Print the listing in its entirety and exactly, leaving out images.

<<<<

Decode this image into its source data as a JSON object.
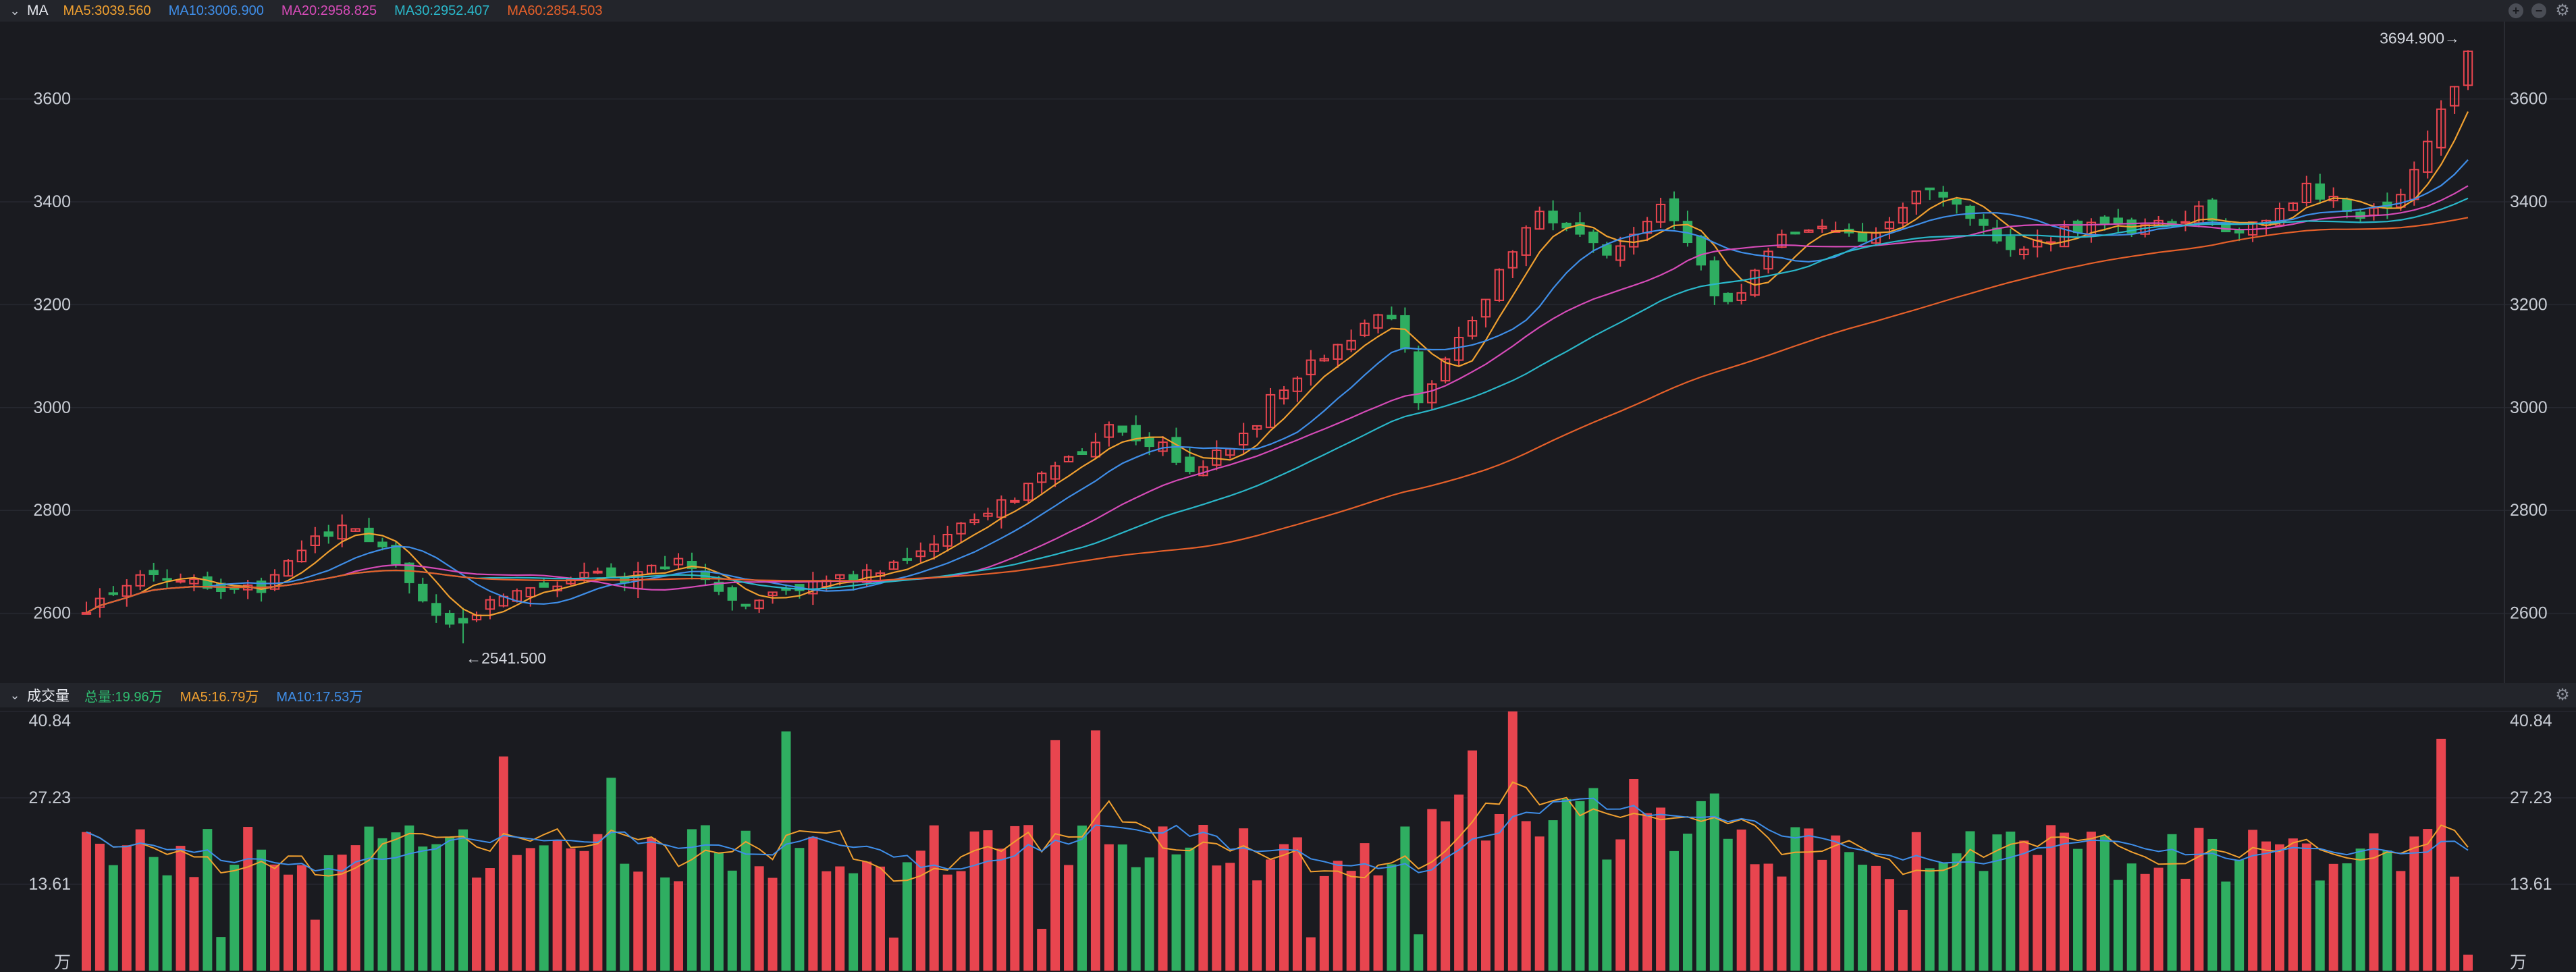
{
  "main_header": {
    "indicator": "MA",
    "items": [
      {
        "label": "MA5:3039.560",
        "color": "#f0a030"
      },
      {
        "label": "MA10:3006.900",
        "color": "#3f8ee8"
      },
      {
        "label": "MA20:2958.825",
        "color": "#d64bb8"
      },
      {
        "label": "MA30:2952.407",
        "color": "#2ab7c9"
      },
      {
        "label": "MA60:2854.503",
        "color": "#e5602a"
      }
    ]
  },
  "volume_header": {
    "indicator": "成交量",
    "items": [
      {
        "label": "总量:19.96万",
        "color": "#2fbf71"
      },
      {
        "label": "MA5:16.79万",
        "color": "#f0a030"
      },
      {
        "label": "MA10:17.53万",
        "color": "#3f8ee8"
      }
    ]
  },
  "colors": {
    "up": "#e8454f",
    "down": "#2fae61",
    "background": "#1a1b20",
    "grid": "#262830"
  },
  "chart_data": [
    {
      "type": "candlestick",
      "title": "",
      "ylim": [
        2480,
        3740
      ],
      "yticks": [
        "3600",
        "3400",
        "3200",
        "3000",
        "2800",
        "2600"
      ],
      "annotations": {
        "high": "3694.900→",
        "low": "←2541.500"
      },
      "n_candles": 178,
      "close_anchors": [
        [
          0,
          2600
        ],
        [
          8,
          2680
        ],
        [
          22,
          2640
        ],
        [
          28,
          2720
        ],
        [
          34,
          2780
        ],
        [
          38,
          2740
        ],
        [
          44,
          2620
        ],
        [
          48,
          2560
        ],
        [
          52,
          2620
        ],
        [
          58,
          2660
        ],
        [
          70,
          2670
        ],
        [
          78,
          2700
        ],
        [
          84,
          2620
        ],
        [
          90,
          2630
        ],
        [
          100,
          2670
        ],
        [
          110,
          2730
        ],
        [
          120,
          2820
        ],
        [
          128,
          2900
        ],
        [
          134,
          2960
        ],
        [
          140,
          2930
        ],
        [
          144,
          2880
        ],
        [
          150,
          2920
        ],
        [
          156,
          3040
        ],
        [
          164,
          3120
        ],
        [
          170,
          3200
        ],
        [
          174,
          3020
        ],
        [
          180,
          3150
        ],
        [
          186,
          3300
        ],
        [
          190,
          3390
        ],
        [
          196,
          3320
        ],
        [
          200,
          3300
        ],
        [
          206,
          3390
        ],
        [
          210,
          3300
        ],
        [
          214,
          3190
        ],
        [
          220,
          3320
        ],
        [
          226,
          3350
        ],
        [
          232,
          3330
        ],
        [
          240,
          3420
        ],
        [
          246,
          3370
        ],
        [
          250,
          3310
        ],
        [
          256,
          3330
        ],
        [
          262,
          3350
        ],
        [
          270,
          3350
        ],
        [
          276,
          3380
        ],
        [
          280,
          3330
        ],
        [
          286,
          3380
        ],
        [
          290,
          3430
        ],
        [
          296,
          3380
        ],
        [
          300,
          3390
        ],
        [
          304,
          3450
        ],
        [
          308,
          3600
        ],
        [
          311,
          3690
        ]
      ],
      "high_label_value": 3694.9,
      "low_label_value": 2541.5
    },
    {
      "type": "bar",
      "title": "成交量",
      "ylim": [
        0,
        40.84
      ],
      "yticks": [
        "40.84",
        "27.23",
        "13.61",
        "万"
      ],
      "unit": "万",
      "series": [
        {
          "name": "MA5",
          "color": "#f0a030"
        },
        {
          "name": "MA10",
          "color": "#3f8ee8"
        }
      ]
    }
  ]
}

>>>>

RESPONSE TO THE TASK —
Decode this image into its source data as a JSON object.
{
  "main_header": {
    "indicator": "MA",
    "items": [
      {
        "label": "MA5:3039.560",
        "color": "#f0a030"
      },
      {
        "label": "MA10:3006.900",
        "color": "#3f8ee8"
      },
      {
        "label": "MA20:2958.825",
        "color": "#d64bb8"
      },
      {
        "label": "MA30:2952.407",
        "color": "#2ab7c9"
      },
      {
        "label": "MA60:2854.503",
        "color": "#e5602a"
      }
    ]
  },
  "volume_header": {
    "indicator": "成交量",
    "items": [
      {
        "label": "总量:19.96万",
        "color": "#2fbf71"
      },
      {
        "label": "MA5:16.79万",
        "color": "#f0a030"
      },
      {
        "label": "MA10:17.53万",
        "color": "#3f8ee8"
      }
    ]
  },
  "colors": {
    "up": "#e8454f",
    "down": "#2fae61",
    "background": "#1a1b20",
    "grid": "#262830"
  },
  "chart_data": [
    {
      "type": "candlestick",
      "title": "",
      "ylim": [
        2480,
        3740
      ],
      "yticks": [
        "3600",
        "3400",
        "3200",
        "3000",
        "2800",
        "2600"
      ],
      "annotations": {
        "high": "3694.900→",
        "low": "←2541.500"
      },
      "n_candles": 178,
      "close_anchors": [
        [
          0,
          2600
        ],
        [
          8,
          2680
        ],
        [
          22,
          2640
        ],
        [
          28,
          2720
        ],
        [
          34,
          2780
        ],
        [
          38,
          2740
        ],
        [
          44,
          2620
        ],
        [
          48,
          2560
        ],
        [
          52,
          2620
        ],
        [
          58,
          2660
        ],
        [
          70,
          2670
        ],
        [
          78,
          2700
        ],
        [
          84,
          2620
        ],
        [
          90,
          2630
        ],
        [
          100,
          2670
        ],
        [
          110,
          2730
        ],
        [
          120,
          2820
        ],
        [
          128,
          2900
        ],
        [
          134,
          2960
        ],
        [
          140,
          2930
        ],
        [
          144,
          2880
        ],
        [
          150,
          2920
        ],
        [
          156,
          3040
        ],
        [
          164,
          3120
        ],
        [
          170,
          3200
        ],
        [
          174,
          3020
        ],
        [
          180,
          3150
        ],
        [
          186,
          3300
        ],
        [
          190,
          3390
        ],
        [
          196,
          3320
        ],
        [
          200,
          3300
        ],
        [
          206,
          3390
        ],
        [
          210,
          3300
        ],
        [
          214,
          3190
        ],
        [
          220,
          3320
        ],
        [
          226,
          3350
        ],
        [
          232,
          3330
        ],
        [
          240,
          3420
        ],
        [
          246,
          3370
        ],
        [
          250,
          3310
        ],
        [
          256,
          3330
        ],
        [
          262,
          3350
        ],
        [
          270,
          3350
        ],
        [
          276,
          3380
        ],
        [
          280,
          3330
        ],
        [
          286,
          3380
        ],
        [
          290,
          3430
        ],
        [
          296,
          3380
        ],
        [
          300,
          3390
        ],
        [
          304,
          3450
        ],
        [
          308,
          3600
        ],
        [
          311,
          3690
        ]
      ],
      "high_label_value": 3694.9,
      "low_label_value": 2541.5
    },
    {
      "type": "bar",
      "title": "成交量",
      "ylim": [
        0,
        40.84
      ],
      "yticks": [
        "40.84",
        "27.23",
        "13.61",
        "万"
      ],
      "unit": "万",
      "series": [
        {
          "name": "MA5",
          "color": "#f0a030"
        },
        {
          "name": "MA10",
          "color": "#3f8ee8"
        }
      ]
    }
  ]
}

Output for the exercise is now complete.